# DATA RECORDS
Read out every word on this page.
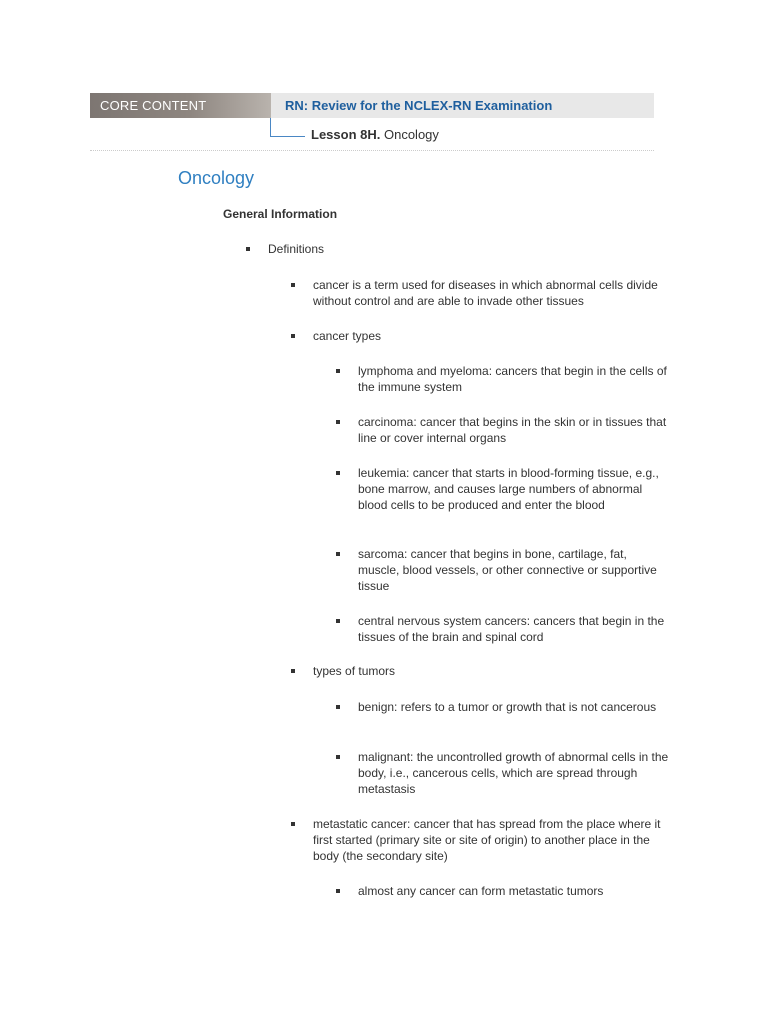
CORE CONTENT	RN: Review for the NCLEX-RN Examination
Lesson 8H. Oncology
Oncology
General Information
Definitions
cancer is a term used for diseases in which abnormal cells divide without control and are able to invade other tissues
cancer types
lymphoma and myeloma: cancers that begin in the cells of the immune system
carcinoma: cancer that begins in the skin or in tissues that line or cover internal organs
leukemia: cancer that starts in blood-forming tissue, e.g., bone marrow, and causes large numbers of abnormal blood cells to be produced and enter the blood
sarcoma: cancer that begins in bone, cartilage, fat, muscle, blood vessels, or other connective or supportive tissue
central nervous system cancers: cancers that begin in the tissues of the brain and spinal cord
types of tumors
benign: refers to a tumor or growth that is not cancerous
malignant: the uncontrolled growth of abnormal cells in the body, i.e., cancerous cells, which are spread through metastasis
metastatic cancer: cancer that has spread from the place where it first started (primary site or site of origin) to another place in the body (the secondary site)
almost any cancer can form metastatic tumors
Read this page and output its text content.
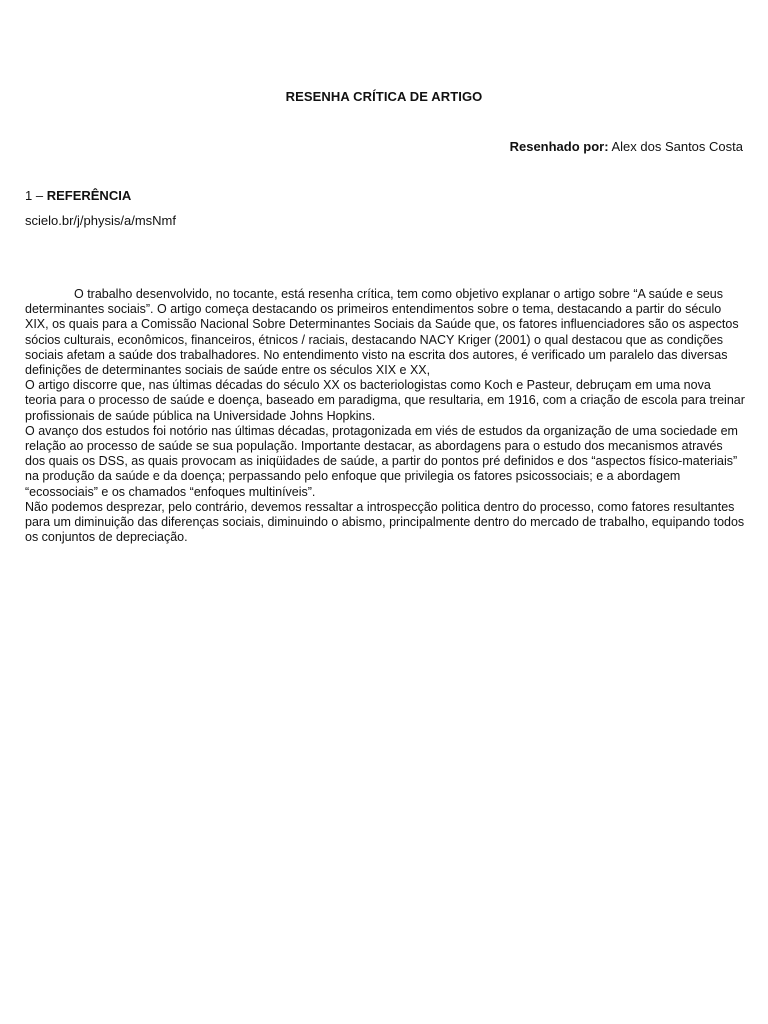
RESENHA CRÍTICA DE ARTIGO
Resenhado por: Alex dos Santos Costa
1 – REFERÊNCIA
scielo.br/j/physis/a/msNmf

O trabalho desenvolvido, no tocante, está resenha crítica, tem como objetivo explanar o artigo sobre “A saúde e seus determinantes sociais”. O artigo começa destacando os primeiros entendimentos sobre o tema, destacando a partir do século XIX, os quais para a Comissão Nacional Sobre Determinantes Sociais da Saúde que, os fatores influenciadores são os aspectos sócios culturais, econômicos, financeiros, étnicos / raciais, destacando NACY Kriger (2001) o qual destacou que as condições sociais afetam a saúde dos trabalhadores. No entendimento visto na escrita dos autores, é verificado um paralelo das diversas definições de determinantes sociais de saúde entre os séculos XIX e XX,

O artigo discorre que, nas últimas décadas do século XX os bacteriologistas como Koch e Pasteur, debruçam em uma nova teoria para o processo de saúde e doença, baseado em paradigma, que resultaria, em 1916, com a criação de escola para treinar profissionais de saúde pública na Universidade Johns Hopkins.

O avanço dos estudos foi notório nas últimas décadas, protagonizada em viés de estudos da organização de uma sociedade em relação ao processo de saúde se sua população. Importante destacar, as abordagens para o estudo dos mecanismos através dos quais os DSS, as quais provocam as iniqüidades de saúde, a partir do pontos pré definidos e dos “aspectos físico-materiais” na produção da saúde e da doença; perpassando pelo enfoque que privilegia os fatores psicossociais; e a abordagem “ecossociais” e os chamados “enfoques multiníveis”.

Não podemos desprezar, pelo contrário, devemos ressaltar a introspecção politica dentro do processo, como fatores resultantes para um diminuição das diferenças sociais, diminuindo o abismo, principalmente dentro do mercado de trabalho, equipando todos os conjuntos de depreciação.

--

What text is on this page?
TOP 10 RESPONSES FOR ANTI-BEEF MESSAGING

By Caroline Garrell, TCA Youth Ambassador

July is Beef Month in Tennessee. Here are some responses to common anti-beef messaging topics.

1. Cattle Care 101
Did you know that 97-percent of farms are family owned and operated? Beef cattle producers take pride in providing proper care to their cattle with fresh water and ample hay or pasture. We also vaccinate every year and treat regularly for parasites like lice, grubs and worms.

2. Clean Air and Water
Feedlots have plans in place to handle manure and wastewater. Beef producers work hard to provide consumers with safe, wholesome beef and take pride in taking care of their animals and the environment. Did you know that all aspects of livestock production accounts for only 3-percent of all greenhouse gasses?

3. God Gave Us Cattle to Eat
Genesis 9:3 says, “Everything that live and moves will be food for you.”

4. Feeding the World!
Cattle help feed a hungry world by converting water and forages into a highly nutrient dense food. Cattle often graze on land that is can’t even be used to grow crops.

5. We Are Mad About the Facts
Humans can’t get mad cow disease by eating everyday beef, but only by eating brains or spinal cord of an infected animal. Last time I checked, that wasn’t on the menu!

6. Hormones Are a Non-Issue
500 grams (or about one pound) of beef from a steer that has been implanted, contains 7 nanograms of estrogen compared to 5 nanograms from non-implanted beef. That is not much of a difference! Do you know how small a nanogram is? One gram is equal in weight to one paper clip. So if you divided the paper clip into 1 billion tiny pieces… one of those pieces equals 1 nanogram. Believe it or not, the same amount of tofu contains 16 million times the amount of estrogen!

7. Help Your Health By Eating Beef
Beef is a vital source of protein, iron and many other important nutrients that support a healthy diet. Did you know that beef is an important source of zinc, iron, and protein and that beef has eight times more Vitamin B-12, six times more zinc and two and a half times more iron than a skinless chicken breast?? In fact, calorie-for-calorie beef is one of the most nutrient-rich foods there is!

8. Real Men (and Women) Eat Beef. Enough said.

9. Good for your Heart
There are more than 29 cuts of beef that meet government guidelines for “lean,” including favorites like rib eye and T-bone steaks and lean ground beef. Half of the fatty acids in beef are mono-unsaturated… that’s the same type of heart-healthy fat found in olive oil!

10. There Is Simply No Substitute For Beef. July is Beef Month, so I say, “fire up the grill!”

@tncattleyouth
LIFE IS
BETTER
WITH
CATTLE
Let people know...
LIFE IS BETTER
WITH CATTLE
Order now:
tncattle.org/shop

# TASK ITEM
Copy out, in full, each line above that has the word "used" in it.

# SOLUTION BELOW
cancer is a term used for diseases in which abnormal cells divide without control and are able to invade other tissues
Cattle help feed a hungry world by converting water and forages into a highly nutrient dense food. Cattle often graze on land that is can’t even be used to grow crops.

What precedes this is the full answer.